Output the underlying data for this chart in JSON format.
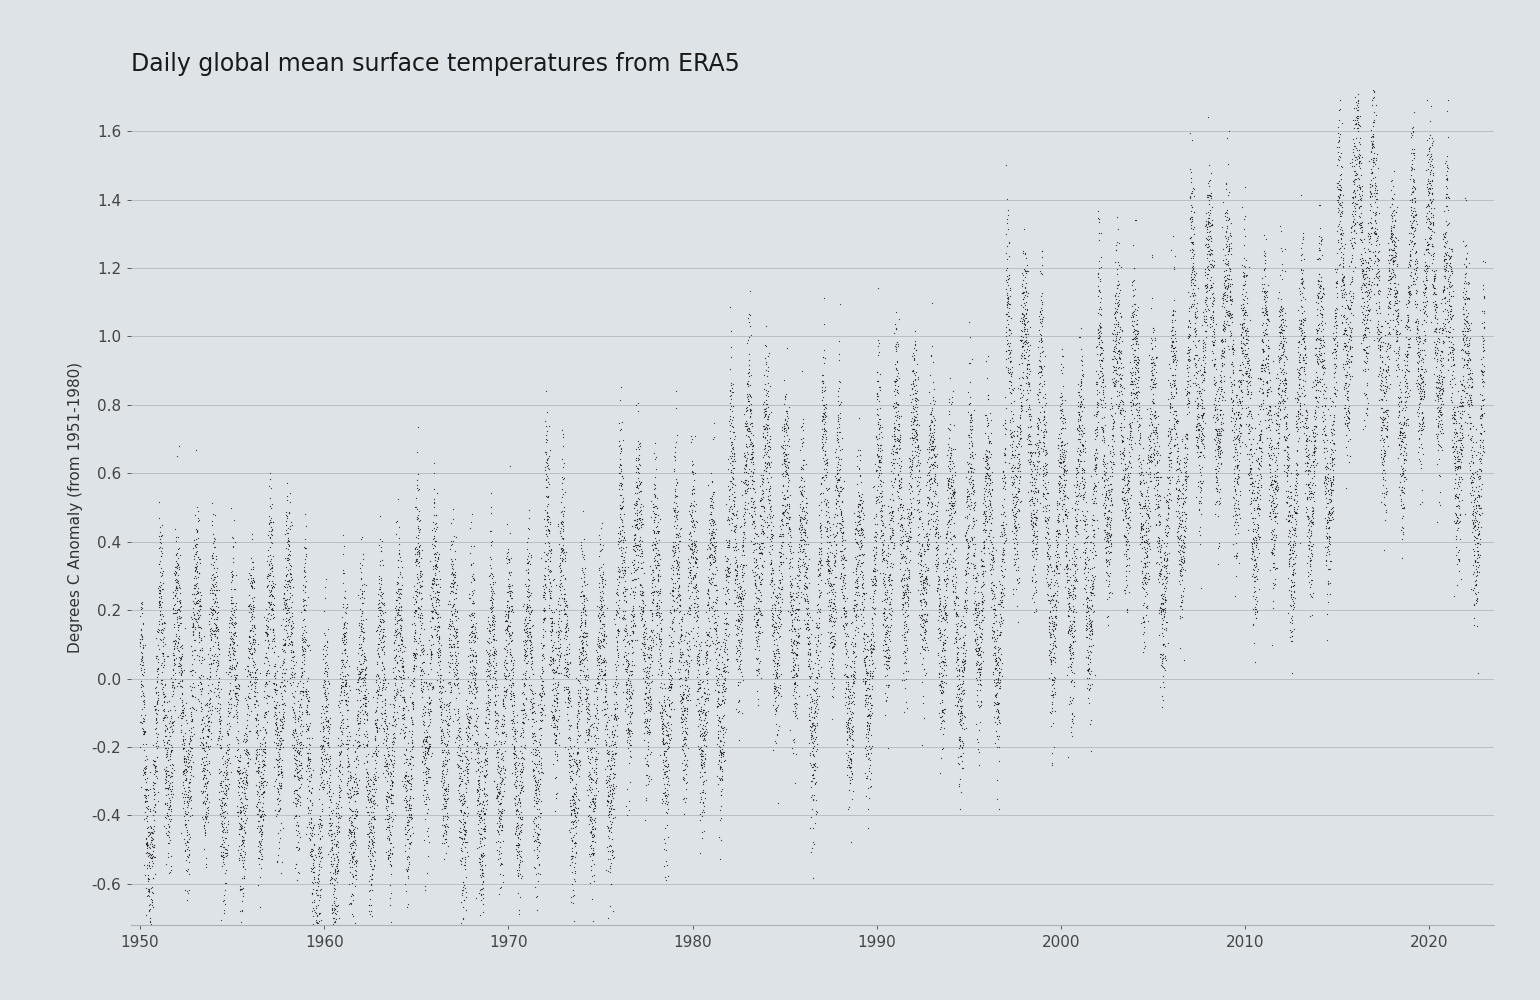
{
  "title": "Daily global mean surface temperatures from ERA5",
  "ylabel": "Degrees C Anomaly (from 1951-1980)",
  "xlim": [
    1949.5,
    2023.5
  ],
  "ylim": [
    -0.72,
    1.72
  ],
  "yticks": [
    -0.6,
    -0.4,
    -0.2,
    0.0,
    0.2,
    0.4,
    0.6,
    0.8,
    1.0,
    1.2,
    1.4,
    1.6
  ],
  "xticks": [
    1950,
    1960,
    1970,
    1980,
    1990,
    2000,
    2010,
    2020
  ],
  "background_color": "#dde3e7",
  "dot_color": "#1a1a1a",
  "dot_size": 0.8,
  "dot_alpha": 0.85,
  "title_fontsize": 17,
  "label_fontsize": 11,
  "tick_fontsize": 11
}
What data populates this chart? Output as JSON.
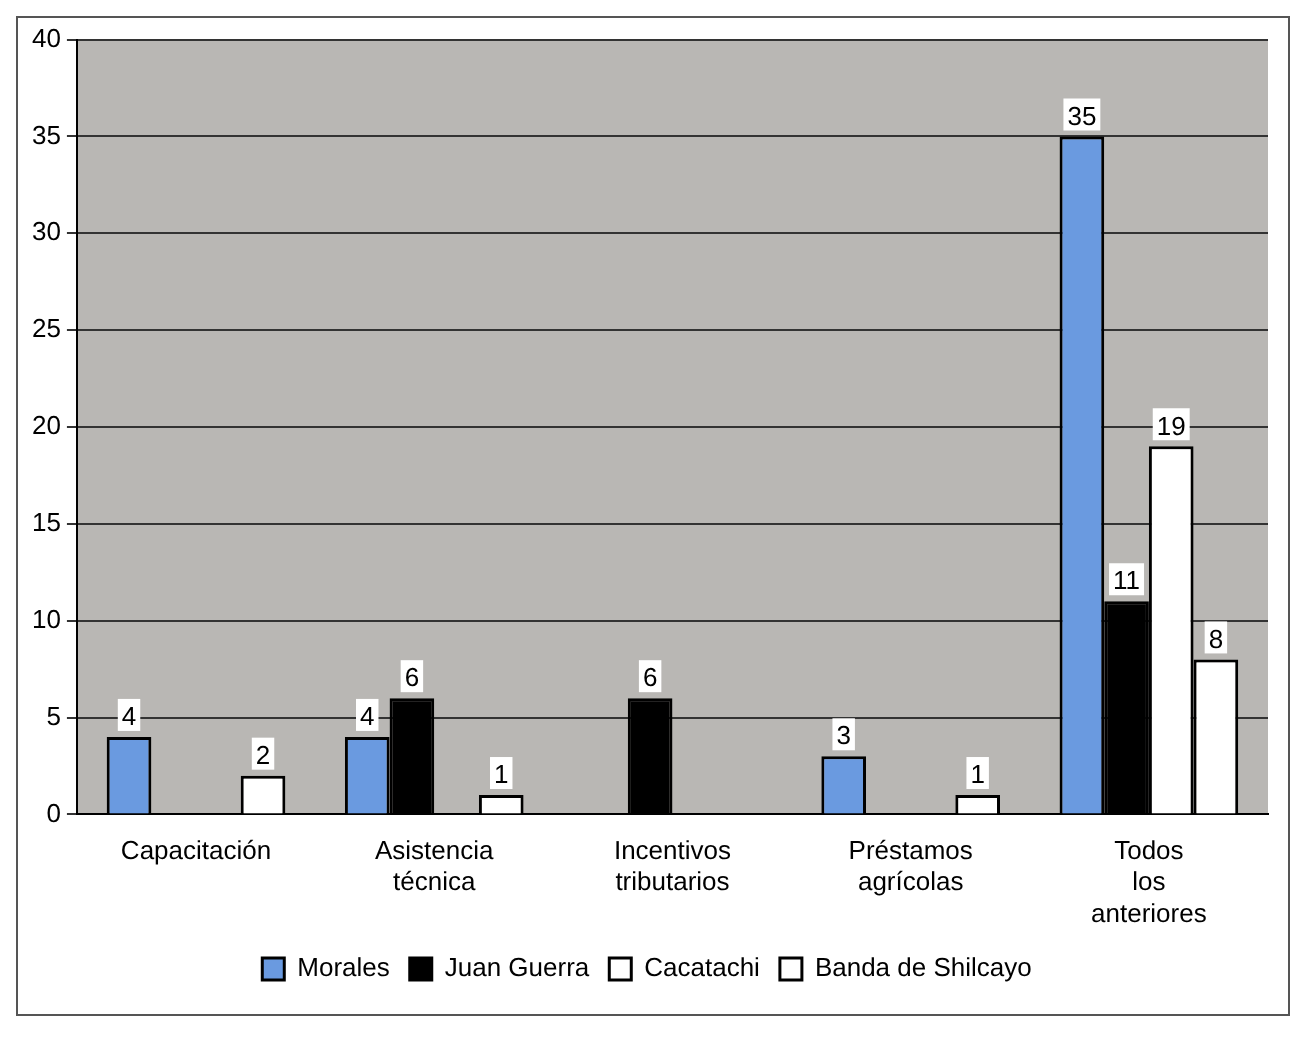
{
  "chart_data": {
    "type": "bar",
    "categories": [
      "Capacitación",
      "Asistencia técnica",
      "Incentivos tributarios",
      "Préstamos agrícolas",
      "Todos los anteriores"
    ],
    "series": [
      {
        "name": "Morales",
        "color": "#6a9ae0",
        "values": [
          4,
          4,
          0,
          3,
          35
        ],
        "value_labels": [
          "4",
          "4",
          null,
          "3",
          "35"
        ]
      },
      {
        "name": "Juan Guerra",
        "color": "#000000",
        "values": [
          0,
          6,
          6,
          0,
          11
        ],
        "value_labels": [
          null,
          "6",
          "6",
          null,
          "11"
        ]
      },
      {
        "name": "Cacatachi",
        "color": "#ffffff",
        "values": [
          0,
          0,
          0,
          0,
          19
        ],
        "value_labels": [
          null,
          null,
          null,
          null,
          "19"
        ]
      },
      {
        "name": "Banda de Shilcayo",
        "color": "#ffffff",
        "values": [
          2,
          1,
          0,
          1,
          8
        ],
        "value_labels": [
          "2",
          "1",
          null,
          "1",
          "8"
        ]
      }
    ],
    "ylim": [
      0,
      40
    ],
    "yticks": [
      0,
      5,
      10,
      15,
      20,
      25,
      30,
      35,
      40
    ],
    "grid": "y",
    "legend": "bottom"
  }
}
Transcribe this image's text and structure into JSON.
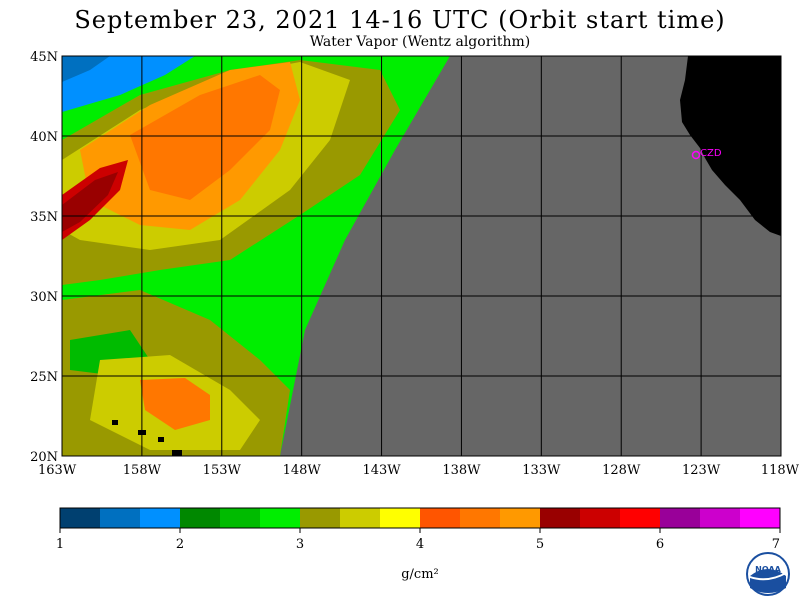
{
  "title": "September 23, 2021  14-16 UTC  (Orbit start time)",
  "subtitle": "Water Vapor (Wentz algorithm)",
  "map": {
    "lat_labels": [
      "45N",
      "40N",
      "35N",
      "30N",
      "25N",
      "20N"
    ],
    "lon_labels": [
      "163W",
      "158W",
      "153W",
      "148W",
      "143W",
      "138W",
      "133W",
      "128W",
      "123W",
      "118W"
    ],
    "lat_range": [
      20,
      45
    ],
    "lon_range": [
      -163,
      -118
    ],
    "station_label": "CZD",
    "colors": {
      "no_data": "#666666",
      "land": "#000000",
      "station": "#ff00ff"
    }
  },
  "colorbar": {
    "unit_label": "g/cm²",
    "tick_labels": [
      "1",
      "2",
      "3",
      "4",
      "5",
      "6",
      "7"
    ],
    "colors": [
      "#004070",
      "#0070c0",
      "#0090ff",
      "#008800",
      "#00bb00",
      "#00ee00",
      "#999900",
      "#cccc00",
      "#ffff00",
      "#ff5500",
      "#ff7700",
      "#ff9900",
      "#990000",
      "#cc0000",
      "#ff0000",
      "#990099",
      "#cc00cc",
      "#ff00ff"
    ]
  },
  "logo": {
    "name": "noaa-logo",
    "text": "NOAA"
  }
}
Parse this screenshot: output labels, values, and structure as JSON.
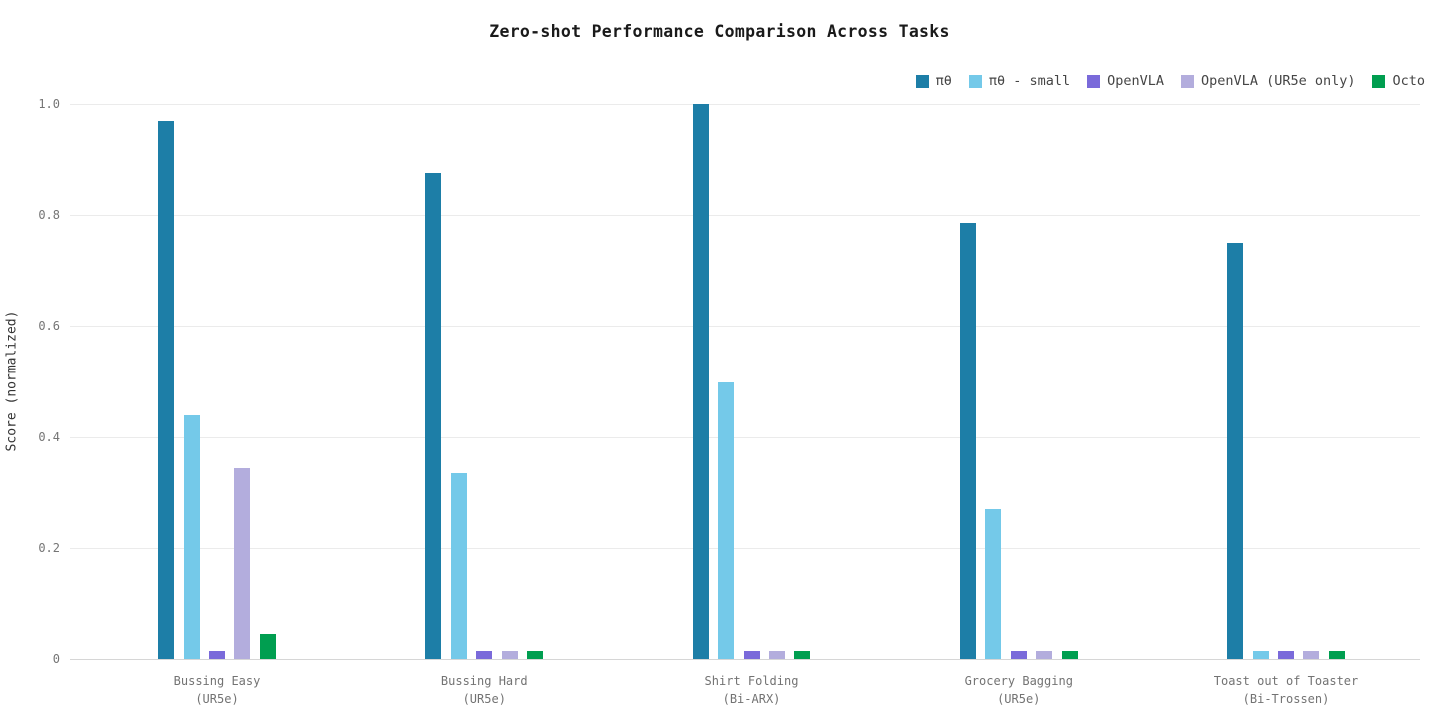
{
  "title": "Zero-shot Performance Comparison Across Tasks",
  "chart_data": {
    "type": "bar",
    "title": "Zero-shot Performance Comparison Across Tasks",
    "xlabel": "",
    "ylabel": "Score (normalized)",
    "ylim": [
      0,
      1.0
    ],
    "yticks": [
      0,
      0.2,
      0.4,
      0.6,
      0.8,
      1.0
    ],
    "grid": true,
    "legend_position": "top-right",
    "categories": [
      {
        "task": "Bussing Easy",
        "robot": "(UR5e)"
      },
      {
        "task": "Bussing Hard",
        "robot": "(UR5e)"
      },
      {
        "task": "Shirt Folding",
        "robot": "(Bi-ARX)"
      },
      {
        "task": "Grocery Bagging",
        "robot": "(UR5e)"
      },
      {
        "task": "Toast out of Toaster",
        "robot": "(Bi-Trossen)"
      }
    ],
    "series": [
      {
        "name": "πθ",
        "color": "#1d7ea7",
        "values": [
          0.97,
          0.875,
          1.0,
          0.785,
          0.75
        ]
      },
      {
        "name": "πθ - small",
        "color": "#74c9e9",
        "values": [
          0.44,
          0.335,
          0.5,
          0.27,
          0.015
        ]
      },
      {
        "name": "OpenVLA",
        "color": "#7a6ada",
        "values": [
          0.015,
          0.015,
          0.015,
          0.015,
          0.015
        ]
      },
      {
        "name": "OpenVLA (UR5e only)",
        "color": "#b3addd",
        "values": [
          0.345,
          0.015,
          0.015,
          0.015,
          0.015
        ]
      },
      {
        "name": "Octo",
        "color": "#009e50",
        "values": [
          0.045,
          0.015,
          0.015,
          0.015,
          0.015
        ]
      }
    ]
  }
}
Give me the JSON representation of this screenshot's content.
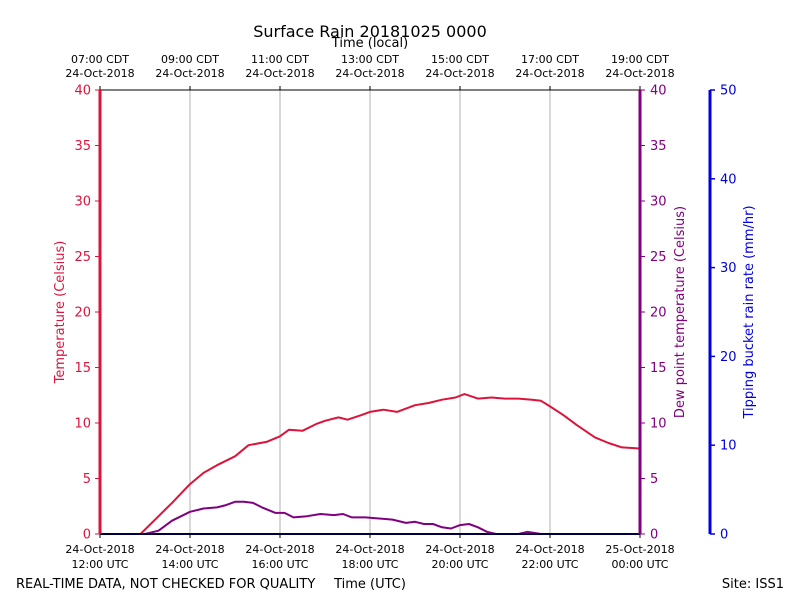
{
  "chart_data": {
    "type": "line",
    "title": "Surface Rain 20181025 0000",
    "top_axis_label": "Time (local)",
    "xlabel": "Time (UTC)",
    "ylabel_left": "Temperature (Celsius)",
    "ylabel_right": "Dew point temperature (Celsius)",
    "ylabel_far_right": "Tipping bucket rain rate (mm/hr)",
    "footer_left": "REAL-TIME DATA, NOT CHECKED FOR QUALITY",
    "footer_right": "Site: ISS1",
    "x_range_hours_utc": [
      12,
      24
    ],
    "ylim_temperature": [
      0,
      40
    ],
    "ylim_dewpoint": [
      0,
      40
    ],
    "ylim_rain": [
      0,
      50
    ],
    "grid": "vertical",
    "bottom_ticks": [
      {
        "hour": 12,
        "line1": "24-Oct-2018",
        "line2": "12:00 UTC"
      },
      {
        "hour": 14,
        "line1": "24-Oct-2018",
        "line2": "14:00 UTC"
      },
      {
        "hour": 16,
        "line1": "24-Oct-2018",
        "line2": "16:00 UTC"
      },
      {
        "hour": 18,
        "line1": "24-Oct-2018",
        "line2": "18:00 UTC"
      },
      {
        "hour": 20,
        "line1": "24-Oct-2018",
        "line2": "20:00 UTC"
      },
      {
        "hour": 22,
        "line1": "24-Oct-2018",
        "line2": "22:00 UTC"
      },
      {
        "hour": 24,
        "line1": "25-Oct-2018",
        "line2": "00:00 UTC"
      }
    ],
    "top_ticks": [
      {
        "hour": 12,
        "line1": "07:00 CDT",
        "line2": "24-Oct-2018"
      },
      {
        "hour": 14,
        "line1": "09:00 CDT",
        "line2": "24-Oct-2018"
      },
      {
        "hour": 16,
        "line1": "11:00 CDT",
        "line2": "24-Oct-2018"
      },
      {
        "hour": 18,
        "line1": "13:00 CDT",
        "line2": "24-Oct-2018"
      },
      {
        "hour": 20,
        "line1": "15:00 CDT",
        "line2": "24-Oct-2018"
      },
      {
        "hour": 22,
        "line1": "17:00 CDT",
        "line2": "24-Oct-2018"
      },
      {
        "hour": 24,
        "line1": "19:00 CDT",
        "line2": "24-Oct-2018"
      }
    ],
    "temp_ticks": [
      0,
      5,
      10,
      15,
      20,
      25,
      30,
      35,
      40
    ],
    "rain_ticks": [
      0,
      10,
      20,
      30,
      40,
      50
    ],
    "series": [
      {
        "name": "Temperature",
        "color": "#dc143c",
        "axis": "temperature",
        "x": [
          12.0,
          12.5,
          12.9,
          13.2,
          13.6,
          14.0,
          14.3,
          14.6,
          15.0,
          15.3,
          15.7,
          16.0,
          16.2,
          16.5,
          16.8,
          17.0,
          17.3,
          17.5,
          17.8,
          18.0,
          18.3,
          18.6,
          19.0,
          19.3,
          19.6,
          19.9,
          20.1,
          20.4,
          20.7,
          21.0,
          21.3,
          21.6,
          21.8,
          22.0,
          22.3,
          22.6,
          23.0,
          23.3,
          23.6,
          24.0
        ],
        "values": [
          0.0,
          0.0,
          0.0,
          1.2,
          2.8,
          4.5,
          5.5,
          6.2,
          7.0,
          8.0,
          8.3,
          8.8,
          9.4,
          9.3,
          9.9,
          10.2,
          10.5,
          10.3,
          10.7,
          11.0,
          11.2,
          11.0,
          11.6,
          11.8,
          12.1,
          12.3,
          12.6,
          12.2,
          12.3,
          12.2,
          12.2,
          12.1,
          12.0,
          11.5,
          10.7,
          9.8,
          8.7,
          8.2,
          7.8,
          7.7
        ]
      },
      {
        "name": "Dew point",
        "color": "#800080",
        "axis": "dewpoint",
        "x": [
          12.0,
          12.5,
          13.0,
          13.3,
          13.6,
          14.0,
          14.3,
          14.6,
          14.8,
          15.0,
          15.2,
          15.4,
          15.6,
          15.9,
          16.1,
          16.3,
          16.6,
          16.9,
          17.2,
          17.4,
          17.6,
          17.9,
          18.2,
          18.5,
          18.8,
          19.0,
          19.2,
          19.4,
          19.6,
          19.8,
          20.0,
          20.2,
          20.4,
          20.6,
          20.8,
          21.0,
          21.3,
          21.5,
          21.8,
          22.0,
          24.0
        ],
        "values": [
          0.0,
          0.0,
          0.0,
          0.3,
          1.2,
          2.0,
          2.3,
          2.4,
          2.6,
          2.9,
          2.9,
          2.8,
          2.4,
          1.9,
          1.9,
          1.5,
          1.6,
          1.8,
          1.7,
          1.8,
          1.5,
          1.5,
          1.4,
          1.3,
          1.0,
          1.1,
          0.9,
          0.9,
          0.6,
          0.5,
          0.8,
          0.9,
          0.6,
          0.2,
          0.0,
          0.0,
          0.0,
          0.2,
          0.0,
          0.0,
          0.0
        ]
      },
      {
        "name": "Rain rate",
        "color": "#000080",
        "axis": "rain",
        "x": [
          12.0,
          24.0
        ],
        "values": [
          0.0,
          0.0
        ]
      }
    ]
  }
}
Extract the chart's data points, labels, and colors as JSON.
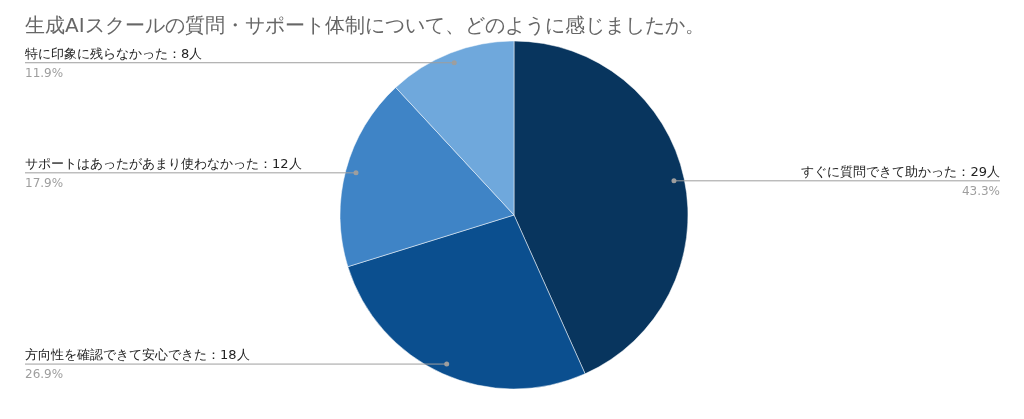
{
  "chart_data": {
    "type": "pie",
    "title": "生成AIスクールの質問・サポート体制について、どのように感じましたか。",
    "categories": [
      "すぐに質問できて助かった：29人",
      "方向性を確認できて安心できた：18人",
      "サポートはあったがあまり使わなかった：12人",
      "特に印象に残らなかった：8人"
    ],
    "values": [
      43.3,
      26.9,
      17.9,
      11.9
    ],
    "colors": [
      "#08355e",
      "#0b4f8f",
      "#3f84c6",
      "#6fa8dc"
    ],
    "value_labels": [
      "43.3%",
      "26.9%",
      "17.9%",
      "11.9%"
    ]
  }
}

□ □ □ □

Do this
Extract every line of the records above that contains the word "Performance".

Result for this exercise
  "title": "Zero-shot Performance Comparison Across Tasks",
    "title": "Zero-shot Performance Comparison Across Tasks",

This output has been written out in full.